Word for word, restate every line of the material.

▬▬▬▬▬▬

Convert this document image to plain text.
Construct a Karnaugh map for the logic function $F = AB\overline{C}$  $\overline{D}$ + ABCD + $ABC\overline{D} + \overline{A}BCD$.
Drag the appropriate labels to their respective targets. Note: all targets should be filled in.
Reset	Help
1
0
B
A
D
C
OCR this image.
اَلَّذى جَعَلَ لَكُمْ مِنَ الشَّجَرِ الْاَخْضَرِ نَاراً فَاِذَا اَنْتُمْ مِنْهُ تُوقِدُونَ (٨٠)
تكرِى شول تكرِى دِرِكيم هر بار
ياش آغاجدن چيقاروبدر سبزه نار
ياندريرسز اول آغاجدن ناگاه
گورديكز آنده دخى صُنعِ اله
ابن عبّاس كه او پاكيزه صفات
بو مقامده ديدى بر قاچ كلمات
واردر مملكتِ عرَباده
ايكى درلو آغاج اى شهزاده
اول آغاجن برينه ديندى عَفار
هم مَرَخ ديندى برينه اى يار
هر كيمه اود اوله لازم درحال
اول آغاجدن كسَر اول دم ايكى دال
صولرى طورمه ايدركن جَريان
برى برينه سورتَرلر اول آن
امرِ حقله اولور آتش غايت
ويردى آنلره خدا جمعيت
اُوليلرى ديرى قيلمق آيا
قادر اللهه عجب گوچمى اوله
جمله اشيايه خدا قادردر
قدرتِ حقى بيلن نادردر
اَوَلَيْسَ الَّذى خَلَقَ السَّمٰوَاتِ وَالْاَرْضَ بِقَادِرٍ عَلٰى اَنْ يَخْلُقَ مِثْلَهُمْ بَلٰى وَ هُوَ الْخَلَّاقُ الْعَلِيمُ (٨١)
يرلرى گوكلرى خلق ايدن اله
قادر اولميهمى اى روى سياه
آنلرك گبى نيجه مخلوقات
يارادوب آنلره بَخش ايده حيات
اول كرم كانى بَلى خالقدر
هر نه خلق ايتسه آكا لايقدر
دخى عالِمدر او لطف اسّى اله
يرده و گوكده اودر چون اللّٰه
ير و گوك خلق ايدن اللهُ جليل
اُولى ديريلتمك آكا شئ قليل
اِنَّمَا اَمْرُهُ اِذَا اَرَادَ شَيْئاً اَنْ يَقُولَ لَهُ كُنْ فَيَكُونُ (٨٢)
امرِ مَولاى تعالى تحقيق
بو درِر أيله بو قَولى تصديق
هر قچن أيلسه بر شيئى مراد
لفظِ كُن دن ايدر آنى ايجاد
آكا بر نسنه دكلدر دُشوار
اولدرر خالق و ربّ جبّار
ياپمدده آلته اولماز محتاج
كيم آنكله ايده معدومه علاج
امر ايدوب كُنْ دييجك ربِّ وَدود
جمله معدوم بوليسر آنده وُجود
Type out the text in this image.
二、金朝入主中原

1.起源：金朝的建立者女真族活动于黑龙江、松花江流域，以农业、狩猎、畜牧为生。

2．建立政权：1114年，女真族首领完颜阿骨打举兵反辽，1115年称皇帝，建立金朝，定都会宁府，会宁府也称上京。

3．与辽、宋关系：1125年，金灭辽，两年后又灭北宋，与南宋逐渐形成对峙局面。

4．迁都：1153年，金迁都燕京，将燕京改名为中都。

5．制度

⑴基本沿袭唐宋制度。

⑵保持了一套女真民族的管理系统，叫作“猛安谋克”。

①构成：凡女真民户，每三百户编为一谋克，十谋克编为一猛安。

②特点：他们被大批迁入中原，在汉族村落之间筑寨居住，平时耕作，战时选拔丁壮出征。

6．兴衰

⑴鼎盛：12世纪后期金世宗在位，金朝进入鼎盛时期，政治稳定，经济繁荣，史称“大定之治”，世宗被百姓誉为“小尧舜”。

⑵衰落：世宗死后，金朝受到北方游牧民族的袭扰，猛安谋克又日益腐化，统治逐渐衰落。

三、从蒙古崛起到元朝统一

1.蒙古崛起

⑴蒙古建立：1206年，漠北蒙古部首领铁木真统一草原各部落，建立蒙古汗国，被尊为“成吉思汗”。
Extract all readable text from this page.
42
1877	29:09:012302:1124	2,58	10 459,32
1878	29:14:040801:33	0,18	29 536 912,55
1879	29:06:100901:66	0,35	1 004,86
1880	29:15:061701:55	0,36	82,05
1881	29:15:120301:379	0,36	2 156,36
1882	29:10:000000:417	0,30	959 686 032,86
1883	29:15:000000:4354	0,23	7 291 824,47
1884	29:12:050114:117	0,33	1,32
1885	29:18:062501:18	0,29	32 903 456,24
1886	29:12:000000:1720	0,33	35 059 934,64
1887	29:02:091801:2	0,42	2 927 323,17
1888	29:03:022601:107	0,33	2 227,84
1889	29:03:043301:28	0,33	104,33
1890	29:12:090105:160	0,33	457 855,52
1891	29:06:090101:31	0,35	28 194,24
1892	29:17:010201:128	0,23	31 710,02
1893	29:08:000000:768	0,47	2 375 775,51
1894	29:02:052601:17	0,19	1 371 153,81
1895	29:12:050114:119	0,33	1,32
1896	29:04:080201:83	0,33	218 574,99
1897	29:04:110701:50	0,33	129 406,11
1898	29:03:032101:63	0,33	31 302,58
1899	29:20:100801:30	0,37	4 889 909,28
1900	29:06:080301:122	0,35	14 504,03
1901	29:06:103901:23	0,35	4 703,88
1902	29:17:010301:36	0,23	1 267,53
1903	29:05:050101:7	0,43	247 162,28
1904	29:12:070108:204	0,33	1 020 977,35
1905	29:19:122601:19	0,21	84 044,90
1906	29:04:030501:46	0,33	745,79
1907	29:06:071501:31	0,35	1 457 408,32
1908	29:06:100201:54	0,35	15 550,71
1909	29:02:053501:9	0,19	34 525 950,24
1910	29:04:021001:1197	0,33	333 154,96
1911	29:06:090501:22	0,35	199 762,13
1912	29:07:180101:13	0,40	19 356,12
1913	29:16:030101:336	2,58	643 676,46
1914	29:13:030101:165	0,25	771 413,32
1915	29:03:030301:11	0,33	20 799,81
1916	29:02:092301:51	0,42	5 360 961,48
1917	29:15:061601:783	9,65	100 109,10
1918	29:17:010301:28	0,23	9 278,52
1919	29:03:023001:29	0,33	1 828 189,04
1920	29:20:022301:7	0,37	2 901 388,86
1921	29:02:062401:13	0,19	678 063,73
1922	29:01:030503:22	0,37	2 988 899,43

▬▬▬▬▬▬

Response for this exercise:
Convert this document image to plain text.
Construct a Karnaugh map for the logic function $F = AB\overline{C}$  $\overline{D}$ + ABCD + $ABC\overline{D} + \overline{A}BCD$.
Drag the appropriate labels to their respective targets. Note: all targets should be filled in.
Reset	Help
1
0
B
A
D
C
OCR this image.
اَلَّذى جَعَلَ لَكُمْ مِنَ الشَّجَرِ الْاَخْضَرِ نَاراً فَاِذَا اَنْتُمْ مِنْهُ تُوقِدُونَ (٨٠)
تكرِى شول تكرِى دِرِكيم هر بار
ياش آغاجدن چيقاروبدر سبزه نار
ياندريرسز اول آغاجدن ناگاه
گورديكز آنده دخى صُنعِ اله
ابن عبّاس كه او پاكيزه صفات
بو مقامده ديدى بر قاچ كلمات
واردر مملكتِ عرَباده
ايكى درلو آغاج اى شهزاده
اول آغاجن برينه ديندى عَفار
هم مَرَخ ديندى برينه اى يار
هر كيمه اود اوله لازم درحال
اول آغاجدن كسَر اول دم ايكى دال
صولرى طورمه ايدركن جَريان
برى برينه سورتَرلر اول آن
امرِ حقله اولور آتش غايت
ويردى آنلره خدا جمعيت
اُوليلرى ديرى قيلمق آيا
قادر اللهه عجب گوچمى اوله
جمله اشيايه خدا قادردر
قدرتِ حقى بيلن نادردر
اَوَلَيْسَ الَّذى خَلَقَ السَّمٰوَاتِ وَالْاَرْضَ بِقَادِرٍ عَلٰى اَنْ يَخْلُقَ مِثْلَهُمْ بَلٰى وَ هُوَ الْخَلَّاقُ الْعَلِيمُ (٨١)
يرلرى گوكلرى خلق ايدن اله
قادر اولميهمى اى روى سياه
آنلرك گبى نيجه مخلوقات
يارادوب آنلره بَخش ايده حيات
اول كرم كانى بَلى خالقدر
هر نه خلق ايتسه آكا لايقدر
دخى عالِمدر او لطف اسّى اله
يرده و گوكده اودر چون اللّٰه
ير و گوك خلق ايدن اللهُ جليل
اُولى ديريلتمك آكا شئ قليل
اِنَّمَا اَمْرُهُ اِذَا اَرَادَ شَيْئاً اَنْ يَقُولَ لَهُ كُنْ فَيَكُونُ (٨٢)
امرِ مَولاى تعالى تحقيق
بو درِر أيله بو قَولى تصديق
هر قچن أيلسه بر شيئى مراد
لفظِ كُن دن ايدر آنى ايجاد
آكا بر نسنه دكلدر دُشوار
اولدرر خالق و ربّ جبّار
ياپمدده آلته اولماز محتاج
كيم آنكله ايده معدومه علاج
امر ايدوب كُنْ دييجك ربِّ وَدود
جمله معدوم بوليسر آنده وُجود
Type out the text in this image.
二、金朝入主中原

1.起源：金朝的建立者女真族活动于黑龙江、松花江流域，以农业、狩猎、畜牧为生。

2．建立政权：1114年，女真族首领完颜阿骨打举兵反辽，1115年称皇帝，建立金朝，定都会宁府，会宁府也称上京。

3．与辽、宋关系：1125年，金灭辽，两年后又灭北宋，与南宋逐渐形成对峙局面。

4．迁都：1153年，金迁都燕京，将燕京改名为中都。

5．制度

⑴基本沿袭唐宋制度。

⑵保持了一套女真民族的管理系统，叫作“猛安谋克”。

①构成：凡女真民户，每三百户编为一谋克，十谋克编为一猛安。

②特点：他们被大批迁入中原，在汉族村落之间筑寨居住，平时耕作，战时选拔丁壮出征。

6．兴衰

⑴鼎盛：12世纪后期金世宗在位，金朝进入鼎盛时期，政治稳定，经济繁荣，史称“大定之治”，世宗被百姓誉为“小尧舜”。

⑵衰落：世宗死后，金朝受到北方游牧民族的袭扰，猛安谋克又日益腐化，统治逐渐衰落。

三、从蒙古崛起到元朝统一

1.蒙古崛起

⑴蒙古建立：1206年，漠北蒙古部首领铁木真统一草原各部落，建立蒙古汗国，被尊为“成吉思汗”。
Extract all readable text from this page.
42
1877	29:09:012302:1124	2,58	10 459,32
1878	29:14:040801:33	0,18	29 536 912,55
1879	29:06:100901:66	0,35	1 004,86
1880	29:15:061701:55	0,36	82,05
1881	29:15:120301:379	0,36	2 156,36
1882	29:10:000000:417	0,30	959 686 032,86
1883	29:15:000000:4354	0,23	7 291 824,47
1884	29:12:050114:117	0,33	1,32
1885	29:18:062501:18	0,29	32 903 456,24
1886	29:12:000000:1720	0,33	35 059 934,64
1887	29:02:091801:2	0,42	2 927 323,17
1888	29:03:022601:107	0,33	2 227,84
1889	29:03:043301:28	0,33	104,33
1890	29:12:090105:160	0,33	457 855,52
1891	29:06:090101:31	0,35	28 194,24
1892	29:17:010201:128	0,23	31 710,02
1893	29:08:000000:768	0,47	2 375 775,51
1894	29:02:052601:17	0,19	1 371 153,81
1895	29:12:050114:119	0,33	1,32
1896	29:04:080201:83	0,33	218 574,99
1897	29:04:110701:50	0,33	129 406,11
1898	29:03:032101:63	0,33	31 302,58
1899	29:20:100801:30	0,37	4 889 909,28
1900	29:06:080301:122	0,35	14 504,03
1901	29:06:103901:23	0,35	4 703,88
1902	29:17:010301:36	0,23	1 267,53
1903	29:05:050101:7	0,43	247 162,28
1904	29:12:070108:204	0,33	1 020 977,35
1905	29:19:122601:19	0,21	84 044,90
1906	29:04:030501:46	0,33	745,79
1907	29:06:071501:31	0,35	1 457 408,32
1908	29:06:100201:54	0,35	15 550,71
1909	29:02:053501:9	0,19	34 525 950,24
1910	29:04:021001:1197	0,33	333 154,96
1911	29:06:090501:22	0,35	199 762,13
1912	29:07:180101:13	0,40	19 356,12
1913	29:16:030101:336	2,58	643 676,46
1914	29:13:030101:165	0,25	771 413,32
1915	29:03:030301:11	0,33	20 799,81
1916	29:02:092301:51	0,42	5 360 961,48
1917	29:15:061601:783	9,65	100 109,10
1918	29:17:010301:28	0,23	9 278,52
1919	29:03:023001:29	0,33	1 828 189,04
1920	29:20:022301:7	0,37	2 901 388,86
1921	29:02:062401:13	0,19	678 063,73
1922	29:01:030503:22	0,37	2 988 899,43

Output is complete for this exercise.